Exercise :: Leave out the pictures and repeat everything else in the records exactly.

<<<<

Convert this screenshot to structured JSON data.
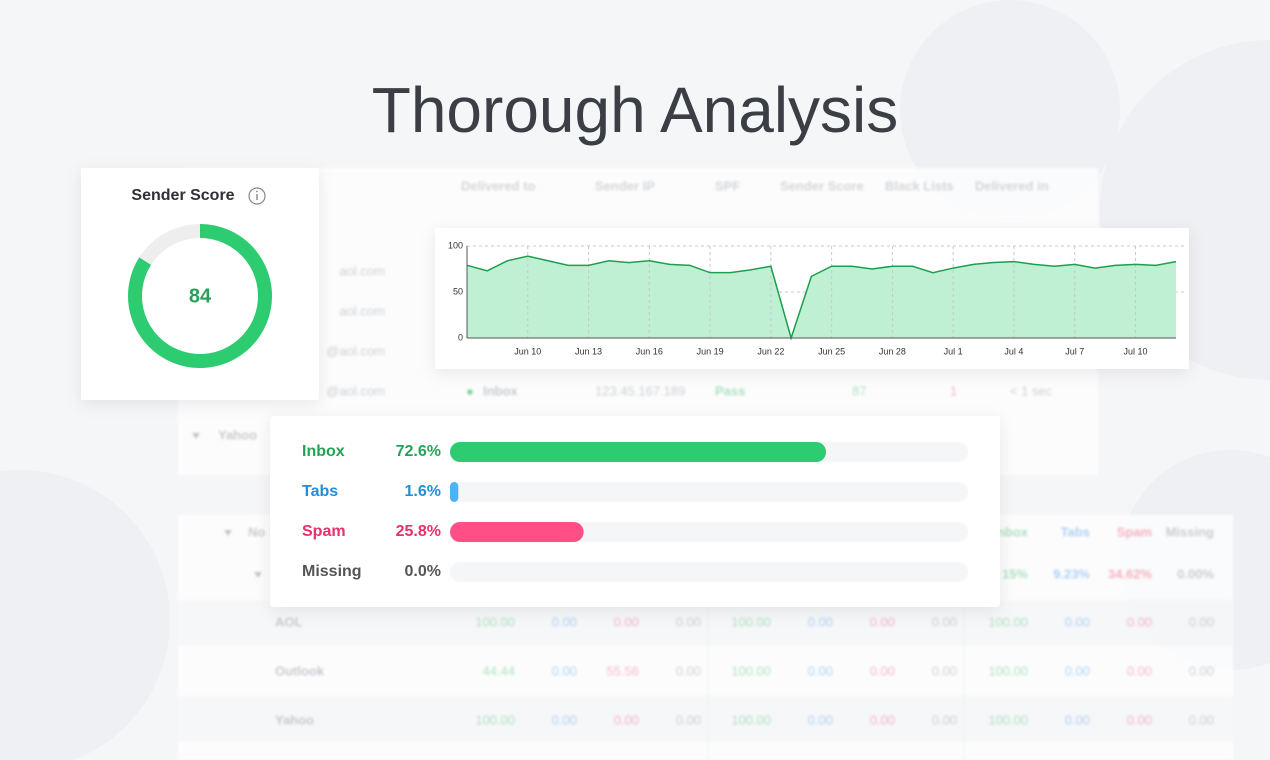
{
  "title": "Thorough Analysis",
  "background_table": {
    "headers": [
      "Delivered to",
      "Sender IP",
      "SPF",
      "Sender Score",
      "Black Lists",
      "Delivered in"
    ],
    "emails": [
      "aol.com",
      "aol.com",
      "@aol.com",
      "@aol.com"
    ],
    "row": [
      "Inbox",
      "123.45.167.189",
      "Pass",
      "87",
      "1",
      "< 1 sec"
    ],
    "group": "Yahoo"
  },
  "lower_table": {
    "group": "No",
    "headers": [
      "Inbox",
      "Tabs",
      "Spam",
      "Missing"
    ],
    "summary": [
      "15%",
      "9.23%",
      "34.62%",
      "0.00%"
    ],
    "rows": [
      {
        "name": "AOL",
        "cells": [
          "100.00",
          "0.00",
          "0.00",
          "0.00",
          "100.00",
          "0.00",
          "0.00",
          "0.00",
          "100.00",
          "0.00",
          "0.00",
          "0.00"
        ]
      },
      {
        "name": "Outlook",
        "cells": [
          "44.44",
          "0.00",
          "55.56",
          "0.00",
          "100.00",
          "0.00",
          "0.00",
          "0.00",
          "100.00",
          "0.00",
          "0.00",
          "0.00"
        ]
      },
      {
        "name": "Yahoo",
        "cells": [
          "100.00",
          "0.00",
          "0.00",
          "0.00",
          "100.00",
          "0.00",
          "0.00",
          "0.00",
          "100.00",
          "0.00",
          "0.00",
          "0.00"
        ]
      }
    ]
  },
  "chart_data": [
    {
      "type": "gauge",
      "title": "Sender Score",
      "value": 84,
      "ylim": [
        0,
        100
      ],
      "color": "#2ecc71",
      "track_color": "#eeeeee",
      "text_color": "#27a05a"
    },
    {
      "type": "area",
      "categories": [
        null,
        null,
        null,
        "Jun 10",
        null,
        null,
        "Jun 13",
        null,
        null,
        "Jun 16",
        null,
        null,
        "Jun 19",
        null,
        null,
        "Jun 22",
        null,
        null,
        "Jun 25",
        null,
        null,
        "Jun 28",
        null,
        null,
        "Jul 1",
        null,
        null,
        "Jul 4",
        null,
        null,
        "Jul 7",
        null,
        null,
        "Jul 10",
        null,
        null
      ],
      "values": [
        79,
        73,
        84,
        89,
        84,
        79,
        79,
        84,
        82,
        84,
        80,
        79,
        71,
        71,
        74,
        78,
        0,
        67,
        78,
        78,
        75,
        78,
        78,
        71,
        76,
        80,
        82,
        83,
        80,
        78,
        80,
        76,
        79,
        80,
        79,
        83
      ],
      "ylim": [
        0,
        100
      ],
      "yticks": [
        0,
        50,
        100
      ],
      "color": "#1e9e50",
      "fill": "#bff0d3",
      "grid": true
    },
    {
      "type": "bar",
      "orientation": "horizontal",
      "categories": [
        "Inbox",
        "Tabs",
        "Spam",
        "Missing"
      ],
      "values": [
        72.6,
        1.6,
        25.8,
        0.0
      ],
      "value_labels": [
        "72.6%",
        "1.6%",
        "25.8%",
        "0.0%"
      ],
      "colors": [
        "#2ecc71",
        "#4db3f5",
        "#ff4f86",
        "#cccccc"
      ],
      "label_colors": [
        "#23a455",
        "#1f8fd6",
        "#e8306a",
        "#555555"
      ],
      "xlim": [
        0,
        100
      ]
    }
  ]
}
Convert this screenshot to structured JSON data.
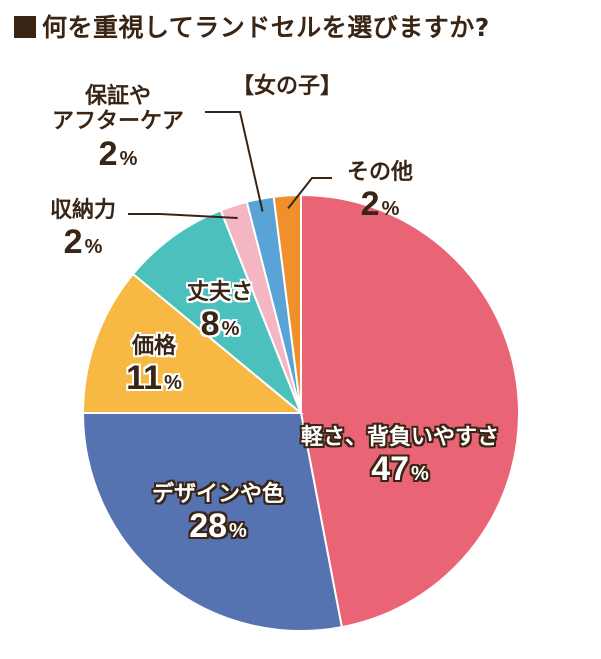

>>>>

Correct answer ::
Convert this screenshot to structured JSON data.
{
  "title": "Thorough Analysis",
  "background_table": {
    "headers": [
      "Delivered to",
      "Sender IP",
      "SPF",
      "Sender Score",
      "Black Lists",
      "Delivered in"
    ],
    "emails": [
      "aol.com",
      "aol.com",
      "@aol.com",
      "@aol.com"
    ],
    "row": [
      "Inbox",
      "123.45.167.189",
      "Pass",
      "87",
      "1",
      "< 1 sec"
    ],
    "group": "Yahoo"
  },
  "lower_table": {
    "group": "No",
    "headers": [
      "Inbox",
      "Tabs",
      "Spam",
      "Missing"
    ],
    "summary": [
      "15%",
      "9.23%",
      "34.62%",
      "0.00%"
    ],
    "rows": [
      {
        "name": "AOL",
        "cells": [
          "100.00",
          "0.00",
          "0.00",
          "0.00",
          "100.00",
          "0.00",
          "0.00",
          "0.00",
          "100.00",
          "0.00",
          "0.00",
          "0.00"
        ]
      },
      {
        "name": "Outlook",
        "cells": [
          "44.44",
          "0.00",
          "55.56",
          "0.00",
          "100.00",
          "0.00",
          "0.00",
          "0.00",
          "100.00",
          "0.00",
          "0.00",
          "0.00"
        ]
      },
      {
        "name": "Yahoo",
        "cells": [
          "100.00",
          "0.00",
          "0.00",
          "0.00",
          "100.00",
          "0.00",
          "0.00",
          "0.00",
          "100.00",
          "0.00",
          "0.00",
          "0.00"
        ]
      }
    ]
  },
  "chart_data": [
    {
      "type": "gauge",
      "title": "Sender Score",
      "value": 84,
      "ylim": [
        0,
        100
      ],
      "color": "#2ecc71",
      "track_color": "#eeeeee",
      "text_color": "#27a05a"
    },
    {
      "type": "area",
      "categories": [
        null,
        null,
        null,
        "Jun 10",
        null,
        null,
        "Jun 13",
        null,
        null,
        "Jun 16",
        null,
        null,
        "Jun 19",
        null,
        null,
        "Jun 22",
        null,
        null,
        "Jun 25",
        null,
        null,
        "Jun 28",
        null,
        null,
        "Jul 1",
        null,
        null,
        "Jul 4",
        null,
        null,
        "Jul 7",
        null,
        null,
        "Jul 10",
        null,
        null
      ],
      "values": [
        79,
        73,
        84,
        89,
        84,
        79,
        79,
        84,
        82,
        84,
        80,
        79,
        71,
        71,
        74,
        78,
        0,
        67,
        78,
        78,
        75,
        78,
        78,
        71,
        76,
        80,
        82,
        83,
        80,
        78,
        80,
        76,
        79,
        80,
        79,
        83
      ],
      "ylim": [
        0,
        100
      ],
      "yticks": [
        0,
        50,
        100
      ],
      "color": "#1e9e50",
      "fill": "#bff0d3",
      "grid": true
    },
    {
      "type": "bar",
      "orientation": "horizontal",
      "categories": [
        "Inbox",
        "Tabs",
        "Spam",
        "Missing"
      ],
      "values": [
        72.6,
        1.6,
        25.8,
        0.0
      ],
      "value_labels": [
        "72.6%",
        "1.6%",
        "25.8%",
        "0.0%"
      ],
      "colors": [
        "#2ecc71",
        "#4db3f5",
        "#ff4f86",
        "#cccccc"
      ],
      "label_colors": [
        "#23a455",
        "#1f8fd6",
        "#e8306a",
        "#555555"
      ],
      "xlim": [
        0,
        100
      ]
    }
  ]
}
Convert this screenshot to structured JSON data.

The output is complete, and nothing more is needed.